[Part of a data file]
:::::

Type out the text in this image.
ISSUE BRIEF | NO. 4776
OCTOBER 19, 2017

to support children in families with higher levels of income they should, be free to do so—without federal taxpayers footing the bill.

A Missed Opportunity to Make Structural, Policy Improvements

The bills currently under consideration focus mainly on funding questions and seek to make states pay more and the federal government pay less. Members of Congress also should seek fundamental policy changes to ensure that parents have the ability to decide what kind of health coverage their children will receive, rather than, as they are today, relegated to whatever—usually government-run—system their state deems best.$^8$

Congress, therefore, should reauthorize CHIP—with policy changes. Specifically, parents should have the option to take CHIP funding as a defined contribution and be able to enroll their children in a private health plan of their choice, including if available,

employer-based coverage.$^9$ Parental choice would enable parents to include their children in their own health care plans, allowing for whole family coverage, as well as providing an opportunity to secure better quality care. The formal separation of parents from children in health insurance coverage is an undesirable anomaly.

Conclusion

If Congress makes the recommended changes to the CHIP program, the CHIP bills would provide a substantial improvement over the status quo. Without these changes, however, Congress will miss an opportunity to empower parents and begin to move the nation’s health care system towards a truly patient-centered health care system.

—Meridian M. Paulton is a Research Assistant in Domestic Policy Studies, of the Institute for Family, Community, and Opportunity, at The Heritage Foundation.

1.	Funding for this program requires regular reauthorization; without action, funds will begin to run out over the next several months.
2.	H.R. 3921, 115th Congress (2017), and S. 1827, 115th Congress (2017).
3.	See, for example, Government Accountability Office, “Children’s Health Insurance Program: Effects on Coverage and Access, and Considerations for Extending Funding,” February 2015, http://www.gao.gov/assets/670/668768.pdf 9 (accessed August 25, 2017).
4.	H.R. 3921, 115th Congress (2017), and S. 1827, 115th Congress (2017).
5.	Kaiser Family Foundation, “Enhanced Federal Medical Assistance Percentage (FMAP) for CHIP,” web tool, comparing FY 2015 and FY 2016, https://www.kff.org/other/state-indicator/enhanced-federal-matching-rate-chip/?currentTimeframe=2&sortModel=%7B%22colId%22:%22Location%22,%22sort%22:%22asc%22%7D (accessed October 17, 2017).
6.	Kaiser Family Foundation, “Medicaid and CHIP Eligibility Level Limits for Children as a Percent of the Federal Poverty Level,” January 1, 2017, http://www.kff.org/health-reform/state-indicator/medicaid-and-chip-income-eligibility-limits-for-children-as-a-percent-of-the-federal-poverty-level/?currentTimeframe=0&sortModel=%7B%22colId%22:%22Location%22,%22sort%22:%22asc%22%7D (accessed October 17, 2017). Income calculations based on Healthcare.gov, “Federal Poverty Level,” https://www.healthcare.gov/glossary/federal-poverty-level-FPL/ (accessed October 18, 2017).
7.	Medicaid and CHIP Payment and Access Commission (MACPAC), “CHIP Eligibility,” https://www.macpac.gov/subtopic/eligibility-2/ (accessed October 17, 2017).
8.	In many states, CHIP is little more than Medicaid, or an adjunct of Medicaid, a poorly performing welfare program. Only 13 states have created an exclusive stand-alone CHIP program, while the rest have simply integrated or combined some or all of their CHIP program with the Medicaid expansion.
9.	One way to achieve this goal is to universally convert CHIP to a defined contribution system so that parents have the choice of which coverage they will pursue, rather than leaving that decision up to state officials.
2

:::::

## Directive
Repeat all the entries word for word.

## The answer
Type out the text in this image.
ISSUE BRIEF | NO. 4776
OCTOBER 19, 2017

to support children in families with higher levels of income they should, be free to do so—without federal taxpayers footing the bill.

A Missed Opportunity to Make Structural, Policy Improvements

The bills currently under consideration focus mainly on funding questions and seek to make states pay more and the federal government pay less. Members of Congress also should seek fundamental policy changes to ensure that parents have the ability to decide what kind of health coverage their children will receive, rather than, as they are today, relegated to whatever—usually government-run—system their state deems best.$^8$

Congress, therefore, should reauthorize CHIP—with policy changes. Specifically, parents should have the option to take CHIP funding as a defined contribution and be able to enroll their children in a private health plan of their choice, including if available,

employer-based coverage.$^9$ Parental choice would enable parents to include their children in their own health care plans, allowing for whole family coverage, as well as providing an opportunity to secure better quality care. The formal separation of parents from children in health insurance coverage is an undesirable anomaly.

Conclusion

If Congress makes the recommended changes to the CHIP program, the CHIP bills would provide a substantial improvement over the status quo. Without these changes, however, Congress will miss an opportunity to empower parents and begin to move the nation’s health care system towards a truly patient-centered health care system.

—Meridian M. Paulton is a Research Assistant in Domestic Policy Studies, of the Institute for Family, Community, and Opportunity, at The Heritage Foundation.

1.	Funding for this program requires regular reauthorization; without action, funds will begin to run out over the next several months.
2.	H.R. 3921, 115th Congress (2017), and S. 1827, 115th Congress (2017).
3.	See, for example, Government Accountability Office, “Children’s Health Insurance Program: Effects on Coverage and Access, and Considerations for Extending Funding,” February 2015, http://www.gao.gov/assets/670/668768.pdf 9 (accessed August 25, 2017).
4.	H.R. 3921, 115th Congress (2017), and S. 1827, 115th Congress (2017).
5.	Kaiser Family Foundation, “Enhanced Federal Medical Assistance Percentage (FMAP) for CHIP,” web tool, comparing FY 2015 and FY 2016, https://www.kff.org/other/state-indicator/enhanced-federal-matching-rate-chip/?currentTimeframe=2&sortModel=%7B%22colId%22:%22Location%22,%22sort%22:%22asc%22%7D (accessed October 17, 2017).
6.	Kaiser Family Foundation, “Medicaid and CHIP Eligibility Level Limits for Children as a Percent of the Federal Poverty Level,” January 1, 2017, http://www.kff.org/health-reform/state-indicator/medicaid-and-chip-income-eligibility-limits-for-children-as-a-percent-of-the-federal-poverty-level/?currentTimeframe=0&sortModel=%7B%22colId%22:%22Location%22,%22sort%22:%22asc%22%7D (accessed October 17, 2017). Income calculations based on Healthcare.gov, “Federal Poverty Level,” https://www.healthcare.gov/glossary/federal-poverty-level-FPL/ (accessed October 18, 2017).
7.	Medicaid and CHIP Payment and Access Commission (MACPAC), “CHIP Eligibility,” https://www.macpac.gov/subtopic/eligibility-2/ (accessed October 17, 2017).
8.	In many states, CHIP is little more than Medicaid, or an adjunct of Medicaid, a poorly performing welfare program. Only 13 states have created an exclusive stand-alone CHIP program, while the rest have simply integrated or combined some or all of their CHIP program with the Medicaid expansion.
9.	One way to achieve this goal is to universally convert CHIP to a defined contribution system so that parents have the choice of which coverage they will pursue, rather than leaving that decision up to state officials.
2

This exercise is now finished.